Entries shown:
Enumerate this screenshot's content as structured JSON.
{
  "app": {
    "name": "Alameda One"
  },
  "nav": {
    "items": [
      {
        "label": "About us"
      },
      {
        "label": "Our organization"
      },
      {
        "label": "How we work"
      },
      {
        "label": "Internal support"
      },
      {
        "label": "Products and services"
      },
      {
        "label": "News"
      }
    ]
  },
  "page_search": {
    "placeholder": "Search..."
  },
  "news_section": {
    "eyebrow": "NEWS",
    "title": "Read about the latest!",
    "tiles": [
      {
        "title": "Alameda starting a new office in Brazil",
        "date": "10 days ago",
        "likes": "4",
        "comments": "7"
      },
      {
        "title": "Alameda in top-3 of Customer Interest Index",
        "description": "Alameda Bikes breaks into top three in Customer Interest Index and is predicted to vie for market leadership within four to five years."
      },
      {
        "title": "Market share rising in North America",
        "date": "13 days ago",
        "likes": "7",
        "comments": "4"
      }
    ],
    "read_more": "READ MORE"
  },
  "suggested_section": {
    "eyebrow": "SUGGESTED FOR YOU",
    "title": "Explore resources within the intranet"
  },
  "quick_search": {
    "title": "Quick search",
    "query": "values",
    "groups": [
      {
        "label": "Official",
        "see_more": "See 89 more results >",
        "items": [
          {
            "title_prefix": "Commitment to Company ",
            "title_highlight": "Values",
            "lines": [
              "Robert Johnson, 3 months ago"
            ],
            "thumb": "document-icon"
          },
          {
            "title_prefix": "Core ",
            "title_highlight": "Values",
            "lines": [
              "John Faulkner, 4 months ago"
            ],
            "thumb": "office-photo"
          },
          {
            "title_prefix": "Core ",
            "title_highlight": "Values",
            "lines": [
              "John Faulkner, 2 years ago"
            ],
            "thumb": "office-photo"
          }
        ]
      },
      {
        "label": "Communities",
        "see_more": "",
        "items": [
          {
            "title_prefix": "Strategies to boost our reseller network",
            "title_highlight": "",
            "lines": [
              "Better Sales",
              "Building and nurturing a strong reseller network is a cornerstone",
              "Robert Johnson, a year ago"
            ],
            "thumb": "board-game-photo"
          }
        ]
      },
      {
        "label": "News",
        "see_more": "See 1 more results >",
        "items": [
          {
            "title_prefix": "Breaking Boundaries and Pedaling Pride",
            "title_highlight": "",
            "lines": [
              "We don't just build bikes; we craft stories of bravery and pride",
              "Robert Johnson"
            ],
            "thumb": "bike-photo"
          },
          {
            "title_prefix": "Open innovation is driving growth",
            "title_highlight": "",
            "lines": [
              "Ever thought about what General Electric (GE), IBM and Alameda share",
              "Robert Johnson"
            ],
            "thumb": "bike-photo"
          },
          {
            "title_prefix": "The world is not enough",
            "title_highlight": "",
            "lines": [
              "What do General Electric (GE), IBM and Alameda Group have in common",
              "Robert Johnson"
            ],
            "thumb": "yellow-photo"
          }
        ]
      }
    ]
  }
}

Direction: Every entry above should be retyped exactly as shown.

Response:
Enumerate this screenshot's content as structured JSON.
{
  "app": {
    "name": "Alameda One"
  },
  "nav": {
    "items": [
      {
        "label": "About us"
      },
      {
        "label": "Our organization"
      },
      {
        "label": "How we work"
      },
      {
        "label": "Internal support"
      },
      {
        "label": "Products and services"
      },
      {
        "label": "News"
      }
    ]
  },
  "page_search": {
    "placeholder": "Search..."
  },
  "news_section": {
    "eyebrow": "NEWS",
    "title": "Read about the latest!",
    "tiles": [
      {
        "title": "Alameda starting a new office in Brazil",
        "date": "10 days ago",
        "likes": "4",
        "comments": "7"
      },
      {
        "title": "Alameda in top-3 of Customer Interest Index",
        "description": "Alameda Bikes breaks into top three in Customer Interest Index and is predicted to vie for market leadership within four to five years."
      },
      {
        "title": "Market share rising in North America",
        "date": "13 days ago",
        "likes": "7",
        "comments": "4"
      }
    ],
    "read_more": "READ MORE"
  },
  "suggested_section": {
    "eyebrow": "SUGGESTED FOR YOU",
    "title": "Explore resources within the intranet"
  },
  "quick_search": {
    "title": "Quick search",
    "query": "values",
    "groups": [
      {
        "label": "Official",
        "see_more": "See 89 more results >",
        "items": [
          {
            "title_prefix": "Commitment to Company ",
            "title_highlight": "Values",
            "lines": [
              "Robert Johnson, 3 months ago"
            ],
            "thumb": "document-icon"
          },
          {
            "title_prefix": "Core ",
            "title_highlight": "Values",
            "lines": [
              "John Faulkner, 4 months ago"
            ],
            "thumb": "office-photo"
          },
          {
            "title_prefix": "Core ",
            "title_highlight": "Values",
            "lines": [
              "John Faulkner, 2 years ago"
            ],
            "thumb": "office-photo"
          }
        ]
      },
      {
        "label": "Communities",
        "see_more": "",
        "items": [
          {
            "title_prefix": "Strategies to boost our reseller network",
            "title_highlight": "",
            "lines": [
              "Better Sales",
              "Building and nurturing a strong reseller network is a cornerstone",
              "Robert Johnson, a year ago"
            ],
            "thumb": "board-game-photo"
          }
        ]
      },
      {
        "label": "News",
        "see_more": "See 1 more results >",
        "items": [
          {
            "title_prefix": "Breaking Boundaries and Pedaling Pride",
            "title_highlight": "",
            "lines": [
              "We don't just build bikes; we craft stories of bravery and pride",
              "Robert Johnson"
            ],
            "thumb": "bike-photo"
          },
          {
            "title_prefix": "Open innovation is driving growth",
            "title_highlight": "",
            "lines": [
              "Ever thought about what General Electric (GE), IBM and Alameda share",
              "Robert Johnson"
            ],
            "thumb": "bike-photo"
          },
          {
            "title_prefix": "The world is not enough",
            "title_highlight": "",
            "lines": [
              "What do General Electric (GE), IBM and Alameda Group have in common",
              "Robert Johnson"
            ],
            "thumb": "yellow-photo"
          }
        ]
      }
    ]
  }
}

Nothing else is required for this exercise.